TO DO: Each entry must be reproduced precisely as it stands.

Stored records
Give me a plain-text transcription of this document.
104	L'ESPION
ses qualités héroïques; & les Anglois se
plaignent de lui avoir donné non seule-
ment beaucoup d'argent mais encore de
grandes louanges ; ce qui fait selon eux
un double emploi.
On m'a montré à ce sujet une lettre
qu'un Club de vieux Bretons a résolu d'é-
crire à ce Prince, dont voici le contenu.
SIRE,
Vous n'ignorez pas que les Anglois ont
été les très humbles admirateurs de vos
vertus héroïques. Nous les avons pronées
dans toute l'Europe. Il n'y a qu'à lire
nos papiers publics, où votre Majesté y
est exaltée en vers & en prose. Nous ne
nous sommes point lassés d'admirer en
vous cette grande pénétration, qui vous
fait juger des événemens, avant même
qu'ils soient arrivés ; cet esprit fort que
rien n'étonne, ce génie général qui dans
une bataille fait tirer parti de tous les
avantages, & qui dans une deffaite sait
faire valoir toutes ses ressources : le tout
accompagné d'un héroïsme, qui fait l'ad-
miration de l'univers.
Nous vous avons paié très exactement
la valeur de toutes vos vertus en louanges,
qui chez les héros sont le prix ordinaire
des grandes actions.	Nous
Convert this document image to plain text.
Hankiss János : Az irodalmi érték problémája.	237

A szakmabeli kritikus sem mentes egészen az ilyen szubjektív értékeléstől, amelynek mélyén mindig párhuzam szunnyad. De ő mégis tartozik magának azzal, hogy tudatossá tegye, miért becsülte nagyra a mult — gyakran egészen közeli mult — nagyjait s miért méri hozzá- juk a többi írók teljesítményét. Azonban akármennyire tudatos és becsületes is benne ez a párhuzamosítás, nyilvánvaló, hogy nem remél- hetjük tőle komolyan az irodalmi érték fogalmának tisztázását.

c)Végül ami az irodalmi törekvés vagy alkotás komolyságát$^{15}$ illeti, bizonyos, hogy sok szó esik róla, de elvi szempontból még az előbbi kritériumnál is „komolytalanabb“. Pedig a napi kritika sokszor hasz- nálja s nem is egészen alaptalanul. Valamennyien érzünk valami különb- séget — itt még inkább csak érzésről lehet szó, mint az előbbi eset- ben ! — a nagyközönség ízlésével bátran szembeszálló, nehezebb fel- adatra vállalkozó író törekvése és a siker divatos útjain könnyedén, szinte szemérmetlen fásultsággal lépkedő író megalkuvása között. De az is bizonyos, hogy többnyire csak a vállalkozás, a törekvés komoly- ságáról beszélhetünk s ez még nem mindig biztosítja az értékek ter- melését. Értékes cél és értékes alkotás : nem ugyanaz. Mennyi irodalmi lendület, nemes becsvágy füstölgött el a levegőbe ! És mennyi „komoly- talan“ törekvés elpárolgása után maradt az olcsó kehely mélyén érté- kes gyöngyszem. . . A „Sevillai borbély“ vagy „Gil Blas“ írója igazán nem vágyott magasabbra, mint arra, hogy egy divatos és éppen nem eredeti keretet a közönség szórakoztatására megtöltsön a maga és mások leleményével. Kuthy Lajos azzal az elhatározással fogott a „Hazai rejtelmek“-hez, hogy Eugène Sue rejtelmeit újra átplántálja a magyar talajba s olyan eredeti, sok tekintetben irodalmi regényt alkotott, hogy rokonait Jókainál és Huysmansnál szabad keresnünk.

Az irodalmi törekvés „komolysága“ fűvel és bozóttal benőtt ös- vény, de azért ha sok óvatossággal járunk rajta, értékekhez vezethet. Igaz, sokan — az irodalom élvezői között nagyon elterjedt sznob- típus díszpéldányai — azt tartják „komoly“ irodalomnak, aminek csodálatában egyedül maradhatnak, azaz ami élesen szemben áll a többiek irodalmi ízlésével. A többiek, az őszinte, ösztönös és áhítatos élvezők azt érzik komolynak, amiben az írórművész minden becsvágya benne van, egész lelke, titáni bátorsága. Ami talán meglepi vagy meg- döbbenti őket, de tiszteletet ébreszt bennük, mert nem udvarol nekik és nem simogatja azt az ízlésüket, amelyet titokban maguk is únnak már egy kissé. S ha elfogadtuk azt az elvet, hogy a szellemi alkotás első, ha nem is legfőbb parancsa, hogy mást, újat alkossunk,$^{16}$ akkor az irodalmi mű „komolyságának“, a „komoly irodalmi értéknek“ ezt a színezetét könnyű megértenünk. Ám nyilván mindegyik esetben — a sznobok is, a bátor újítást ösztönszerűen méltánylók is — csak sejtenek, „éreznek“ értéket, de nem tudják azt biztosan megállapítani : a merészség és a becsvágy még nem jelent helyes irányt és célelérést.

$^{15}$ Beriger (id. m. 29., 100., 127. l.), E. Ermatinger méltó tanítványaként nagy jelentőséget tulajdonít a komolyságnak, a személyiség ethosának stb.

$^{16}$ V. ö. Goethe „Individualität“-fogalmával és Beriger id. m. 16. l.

TASK SOLUTION:
Give me a plain-text transcription of this document.
104	L'ESPION
ses qualités héroïques; & les Anglois se
plaignent de lui avoir donné non seule-
ment beaucoup d'argent mais encore de
grandes louanges ; ce qui fait selon eux
un double emploi.
On m'a montré à ce sujet une lettre
qu'un Club de vieux Bretons a résolu d'é-
crire à ce Prince, dont voici le contenu.
SIRE,
Vous n'ignorez pas que les Anglois ont
été les très humbles admirateurs de vos
vertus héroïques. Nous les avons pronées
dans toute l'Europe. Il n'y a qu'à lire
nos papiers publics, où votre Majesté y
est exaltée en vers & en prose. Nous ne
nous sommes point lassés d'admirer en
vous cette grande pénétration, qui vous
fait juger des événemens, avant même
qu'ils soient arrivés ; cet esprit fort que
rien n'étonne, ce génie général qui dans
une bataille fait tirer parti de tous les
avantages, & qui dans une deffaite sait
faire valoir toutes ses ressources : le tout
accompagné d'un héroïsme, qui fait l'ad-
miration de l'univers.
Nous vous avons paié très exactement
la valeur de toutes vos vertus en louanges,
qui chez les héros sont le prix ordinaire
des grandes actions.	Nous
Convert this document image to plain text.
Hankiss János : Az irodalmi érték problémája.	237

A szakmabeli kritikus sem mentes egészen az ilyen szubjektív értékeléstől, amelynek mélyén mindig párhuzam szunnyad. De ő mégis tartozik magának azzal, hogy tudatossá tegye, miért becsülte nagyra a mult — gyakran egészen közeli mult — nagyjait s miért méri hozzá- juk a többi írók teljesítményét. Azonban akármennyire tudatos és becsületes is benne ez a párhuzamosítás, nyilvánvaló, hogy nem remél- hetjük tőle komolyan az irodalmi érték fogalmának tisztázását.

c)Végül ami az irodalmi törekvés vagy alkotás komolyságát$^{15}$ illeti, bizonyos, hogy sok szó esik róla, de elvi szempontból még az előbbi kritériumnál is „komolytalanabb“. Pedig a napi kritika sokszor hasz- nálja s nem is egészen alaptalanul. Valamennyien érzünk valami különb- séget — itt még inkább csak érzésről lehet szó, mint az előbbi eset- ben ! — a nagyközönség ízlésével bátran szembeszálló, nehezebb fel- adatra vállalkozó író törekvése és a siker divatos útjain könnyedén, szinte szemérmetlen fásultsággal lépkedő író megalkuvása között. De az is bizonyos, hogy többnyire csak a vállalkozás, a törekvés komoly- ságáról beszélhetünk s ez még nem mindig biztosítja az értékek ter- melését. Értékes cél és értékes alkotás : nem ugyanaz. Mennyi irodalmi lendület, nemes becsvágy füstölgött el a levegőbe ! És mennyi „komoly- talan“ törekvés elpárolgása után maradt az olcsó kehely mélyén érté- kes gyöngyszem. . . A „Sevillai borbély“ vagy „Gil Blas“ írója igazán nem vágyott magasabbra, mint arra, hogy egy divatos és éppen nem eredeti keretet a közönség szórakoztatására megtöltsön a maga és mások leleményével. Kuthy Lajos azzal az elhatározással fogott a „Hazai rejtelmek“-hez, hogy Eugène Sue rejtelmeit újra átplántálja a magyar talajba s olyan eredeti, sok tekintetben irodalmi regényt alkotott, hogy rokonait Jókainál és Huysmansnál szabad keresnünk.

Az irodalmi törekvés „komolysága“ fűvel és bozóttal benőtt ös- vény, de azért ha sok óvatossággal járunk rajta, értékekhez vezethet. Igaz, sokan — az irodalom élvezői között nagyon elterjedt sznob- típus díszpéldányai — azt tartják „komoly“ irodalomnak, aminek csodálatában egyedül maradhatnak, azaz ami élesen szemben áll a többiek irodalmi ízlésével. A többiek, az őszinte, ösztönös és áhítatos élvezők azt érzik komolynak, amiben az írórművész minden becsvágya benne van, egész lelke, titáni bátorsága. Ami talán meglepi vagy meg- döbbenti őket, de tiszteletet ébreszt bennük, mert nem udvarol nekik és nem simogatja azt az ízlésüket, amelyet titokban maguk is únnak már egy kissé. S ha elfogadtuk azt az elvet, hogy a szellemi alkotás első, ha nem is legfőbb parancsa, hogy mást, újat alkossunk,$^{16}$ akkor az irodalmi mű „komolyságának“, a „komoly irodalmi értéknek“ ezt a színezetét könnyű megértenünk. Ám nyilván mindegyik esetben — a sznobok is, a bátor újítást ösztönszerűen méltánylók is — csak sejtenek, „éreznek“ értéket, de nem tudják azt biztosan megállapítani : a merészség és a becsvágy még nem jelent helyes irányt és célelérést.

$^{15}$ Beriger (id. m. 29., 100., 127. l.), E. Ermatinger méltó tanítványaként nagy jelentőséget tulajdonít a komolyságnak, a személyiség ethosának stb.

$^{16}$ V. ö. Goethe „Individualität“-fogalmával és Beriger id. m. 16. l.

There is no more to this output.